Excerpted text Block Start

Holiday Face–Off, Champion
- Conference: 6th Big Ten
- Home ice: Kohl Center

Rankings
- USCHO: NR
- USA Today: NR

Record
- Overall: 10–24–3
- Conference: 6–17–1
- Home: 7–9–2
- Road: 2–15–0
- Neutral: 1–0–1

Coaches and captains
- Head coach: Tony Granato
- Assistant coaches: Mark Strobel Mark Osiecki Brad Winchester
- Captain: Tarek Baker
- Alternate captain(s): Roman Ahcan Brock Caufield Tyler Inamoto Dominick Mersch

= 2021–22 Wisconsin Badgers men's ice hockey season =

American college ice hockey season

The 2021–22 Wisconsin Badgers men's ice hockey season was the 73rd season of play for the program. They represented the University of Wisconsin–Madison in the 2021–22 NCAA Division I men's ice hockey season. This marked the 21st season in the Big Ten Conference. They were coached by Tony Granato, in his sixth season, playing their home games at Kohl Center.

==Season==
Despite losing its top 4 scorers from the previous season, Wisconsin entered the year ranked 13th in the nation. However, That soon proved to be a bit of wishful thinking and the Badgers were dropped from the polls by mid-October. The team faced a murderers-row of opponents, including three consecutive weeks against top-5 teams, and a lack of offensive firepower resulted in a last-place record come December.

Despite the poor start, Wisconsin had an opportunity to turn their season around beginning with the Holiday Face–Off, the first in-season tournament held in Wisconsin since the Badger Showdown ended in 2010. The Badgers ended up winning the event, defeating Providence in a shootout, but weren't able to carry over any momentum from the championship.

In the second half of the season, Wisconsin won just three games. Their 6th-place finish came just a year after they won their first Big Ten championship. Wisconsin faced Notre Dame in the Big Ten quarterfinals and pulled off a stunning victory behind a 50-save effort from Jared Moe. Unfortunately, the Badgers couldn't get a repeat performance and lost the nest two games to the fighting Irish, ending a rather disappointing season.

Excerpted text Block End
Excerpted data Block Start

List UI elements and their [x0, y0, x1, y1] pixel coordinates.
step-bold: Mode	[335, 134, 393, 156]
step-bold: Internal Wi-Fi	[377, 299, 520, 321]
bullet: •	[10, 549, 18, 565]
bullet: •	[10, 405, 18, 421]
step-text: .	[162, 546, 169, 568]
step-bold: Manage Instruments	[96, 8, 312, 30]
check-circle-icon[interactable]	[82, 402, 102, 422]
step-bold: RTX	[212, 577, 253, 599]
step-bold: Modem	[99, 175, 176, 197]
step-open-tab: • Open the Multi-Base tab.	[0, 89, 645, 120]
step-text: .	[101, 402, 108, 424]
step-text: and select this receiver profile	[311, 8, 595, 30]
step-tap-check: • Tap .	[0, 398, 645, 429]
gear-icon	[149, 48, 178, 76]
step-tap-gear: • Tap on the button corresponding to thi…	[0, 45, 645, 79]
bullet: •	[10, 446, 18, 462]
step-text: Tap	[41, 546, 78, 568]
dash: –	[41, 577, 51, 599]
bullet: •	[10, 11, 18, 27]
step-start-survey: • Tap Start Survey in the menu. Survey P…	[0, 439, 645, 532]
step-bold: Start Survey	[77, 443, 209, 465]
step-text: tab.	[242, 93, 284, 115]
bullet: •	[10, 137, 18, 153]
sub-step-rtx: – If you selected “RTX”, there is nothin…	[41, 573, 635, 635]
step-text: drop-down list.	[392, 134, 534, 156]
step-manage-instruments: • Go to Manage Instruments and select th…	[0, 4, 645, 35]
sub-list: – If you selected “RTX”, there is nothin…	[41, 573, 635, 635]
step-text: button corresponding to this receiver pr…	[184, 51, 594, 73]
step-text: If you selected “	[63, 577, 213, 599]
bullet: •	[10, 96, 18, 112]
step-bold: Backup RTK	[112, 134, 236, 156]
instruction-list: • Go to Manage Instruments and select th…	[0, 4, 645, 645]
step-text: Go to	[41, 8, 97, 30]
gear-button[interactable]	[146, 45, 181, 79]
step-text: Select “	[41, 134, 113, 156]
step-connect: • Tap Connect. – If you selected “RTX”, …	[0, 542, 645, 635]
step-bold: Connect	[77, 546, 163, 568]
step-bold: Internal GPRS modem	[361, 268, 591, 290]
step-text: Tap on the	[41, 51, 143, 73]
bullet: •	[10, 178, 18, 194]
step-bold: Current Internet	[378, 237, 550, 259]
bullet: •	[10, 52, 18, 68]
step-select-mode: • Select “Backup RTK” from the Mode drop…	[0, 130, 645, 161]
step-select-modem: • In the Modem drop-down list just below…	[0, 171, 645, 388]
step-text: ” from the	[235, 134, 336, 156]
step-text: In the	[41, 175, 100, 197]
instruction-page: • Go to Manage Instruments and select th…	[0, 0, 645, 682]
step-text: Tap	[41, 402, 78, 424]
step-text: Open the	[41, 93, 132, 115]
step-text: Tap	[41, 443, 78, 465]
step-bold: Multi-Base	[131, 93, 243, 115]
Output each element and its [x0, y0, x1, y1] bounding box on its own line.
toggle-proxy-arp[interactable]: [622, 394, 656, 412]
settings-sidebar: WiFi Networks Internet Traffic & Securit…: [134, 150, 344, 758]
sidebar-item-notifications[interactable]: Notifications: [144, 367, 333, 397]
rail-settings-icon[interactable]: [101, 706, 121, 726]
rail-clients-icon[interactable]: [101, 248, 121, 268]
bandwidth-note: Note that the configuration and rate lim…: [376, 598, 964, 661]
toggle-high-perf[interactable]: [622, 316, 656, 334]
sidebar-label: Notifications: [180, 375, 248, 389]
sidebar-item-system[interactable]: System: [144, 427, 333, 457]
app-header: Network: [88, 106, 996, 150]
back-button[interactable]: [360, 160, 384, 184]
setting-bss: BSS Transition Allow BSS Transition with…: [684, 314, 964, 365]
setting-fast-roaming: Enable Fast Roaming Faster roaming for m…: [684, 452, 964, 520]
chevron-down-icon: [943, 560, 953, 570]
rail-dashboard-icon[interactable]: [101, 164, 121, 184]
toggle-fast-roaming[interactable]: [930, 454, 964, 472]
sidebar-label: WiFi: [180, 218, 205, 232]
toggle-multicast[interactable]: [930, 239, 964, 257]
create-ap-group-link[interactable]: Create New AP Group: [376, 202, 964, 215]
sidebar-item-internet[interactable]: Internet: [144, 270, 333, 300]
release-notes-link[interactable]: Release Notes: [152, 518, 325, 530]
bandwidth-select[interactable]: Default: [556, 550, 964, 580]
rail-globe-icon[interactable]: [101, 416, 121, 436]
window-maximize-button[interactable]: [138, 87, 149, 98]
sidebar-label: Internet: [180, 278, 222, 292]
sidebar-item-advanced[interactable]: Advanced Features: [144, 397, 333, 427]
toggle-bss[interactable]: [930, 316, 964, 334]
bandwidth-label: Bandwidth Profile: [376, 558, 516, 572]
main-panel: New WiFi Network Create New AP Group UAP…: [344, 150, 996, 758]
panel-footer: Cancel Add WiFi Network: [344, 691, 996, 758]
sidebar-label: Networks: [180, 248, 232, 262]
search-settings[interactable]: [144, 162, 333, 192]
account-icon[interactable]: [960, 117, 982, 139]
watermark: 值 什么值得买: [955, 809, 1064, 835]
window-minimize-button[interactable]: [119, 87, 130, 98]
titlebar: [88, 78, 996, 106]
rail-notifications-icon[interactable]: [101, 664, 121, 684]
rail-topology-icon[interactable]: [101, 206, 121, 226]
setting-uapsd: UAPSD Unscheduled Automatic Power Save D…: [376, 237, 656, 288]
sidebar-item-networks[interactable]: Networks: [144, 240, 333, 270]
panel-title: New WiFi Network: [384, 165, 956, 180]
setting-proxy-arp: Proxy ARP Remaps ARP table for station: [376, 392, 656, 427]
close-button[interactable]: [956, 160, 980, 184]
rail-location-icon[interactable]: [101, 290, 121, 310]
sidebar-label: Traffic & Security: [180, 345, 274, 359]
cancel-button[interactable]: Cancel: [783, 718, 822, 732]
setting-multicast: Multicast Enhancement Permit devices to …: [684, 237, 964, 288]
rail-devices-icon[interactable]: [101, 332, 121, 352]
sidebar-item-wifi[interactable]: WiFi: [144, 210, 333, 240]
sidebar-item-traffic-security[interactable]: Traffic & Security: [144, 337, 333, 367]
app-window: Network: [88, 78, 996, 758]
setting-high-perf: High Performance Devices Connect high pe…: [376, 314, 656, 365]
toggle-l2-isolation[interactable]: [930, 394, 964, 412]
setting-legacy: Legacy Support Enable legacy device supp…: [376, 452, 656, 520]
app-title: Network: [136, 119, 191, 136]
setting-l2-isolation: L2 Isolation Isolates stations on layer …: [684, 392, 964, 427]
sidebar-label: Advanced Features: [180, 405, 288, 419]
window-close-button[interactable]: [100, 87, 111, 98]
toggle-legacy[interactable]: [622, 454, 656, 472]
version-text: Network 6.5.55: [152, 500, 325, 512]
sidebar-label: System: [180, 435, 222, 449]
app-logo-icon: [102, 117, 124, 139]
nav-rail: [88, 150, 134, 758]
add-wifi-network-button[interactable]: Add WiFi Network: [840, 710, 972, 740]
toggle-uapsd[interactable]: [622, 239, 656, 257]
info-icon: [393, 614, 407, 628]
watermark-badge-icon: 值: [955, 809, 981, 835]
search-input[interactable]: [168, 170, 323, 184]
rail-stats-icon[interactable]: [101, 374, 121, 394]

Excerpted data Block End

• Task A:
In the text about the 2021–22 Wisconsin Badgers men's ice hockey season, who made 50 saves in the Big Ten quarterfinal win over Notre Dame?
• Task B:
Carry on the article about the 2021–22 Wisconsin Badgers men's ice hockey season from its final sentence onward.

• Response box A:
Jared Moe

• Response box B:
==Departures==

| Player | Position | Nationality | Cause |
|---|---|---|---|
| Robbie Beydoun | Goaltender | United States | Graduation (signed with Fort Wayne Komets) |
| Cole Caufield | Forward | United States | Signed professional contract (Montreal Canadiens) |
| Jason Dhooghe | Forward | United States | Graduation (retired) |
| Ty Emberson | Defenseman | United States | Signed professional contract (Arizona Coyotes) |
| Dylan Holloway | Forward | Canada | Signed professional contract (Edmonton Oilers) |
| Ty Pelton-Byce | Forward | United States | Graduation (signed with Manitoba Moose) |
| Linus Weissbach | Forward | Sweden | Graduation (signed with Buffalo Sabres) |

==Recruiting==

| Player | Position | Nationality | Age | Notes |
|---|---|---|---|---|
| Carson Bantle | Forward | United States | 19 | Onalaska, WI; transfer from Michigan Tech; selected 142nd overall in 2020 |
| Caden Brown | Forward | United States | 18 | Chesterfield, MO |
| Corson Ceulemans | Defenseman | Canada | 18 | Regina, SK; selected 25th overall in 2021 |
| Max Johnson | Forward | United States | 23 | Lakeville, MN; graduate transfer from Bowling Green |
| Daniel Laatsch | Defenseman | United States | 19 | Altoona, WI; selected 215th overall in 2021 |
| Liam Malmquist | Forward | United States | 20 | Edina, MN |
| Jake Martin | Defenseman | United States | 18 | White Bear Lake, MN |
| Jared Moe | Goaltender | United States | 22 | New Prague, MN; transfer from Minnesota; selected 184th overall in 2018 |
| Brayden Morrison | Forward | Canada | 19 | Calgary, AB |
| Zach Urdahl | Forward | United States | 19 | Eau Claire, WI |

==Roster==
As of September 6, 2021.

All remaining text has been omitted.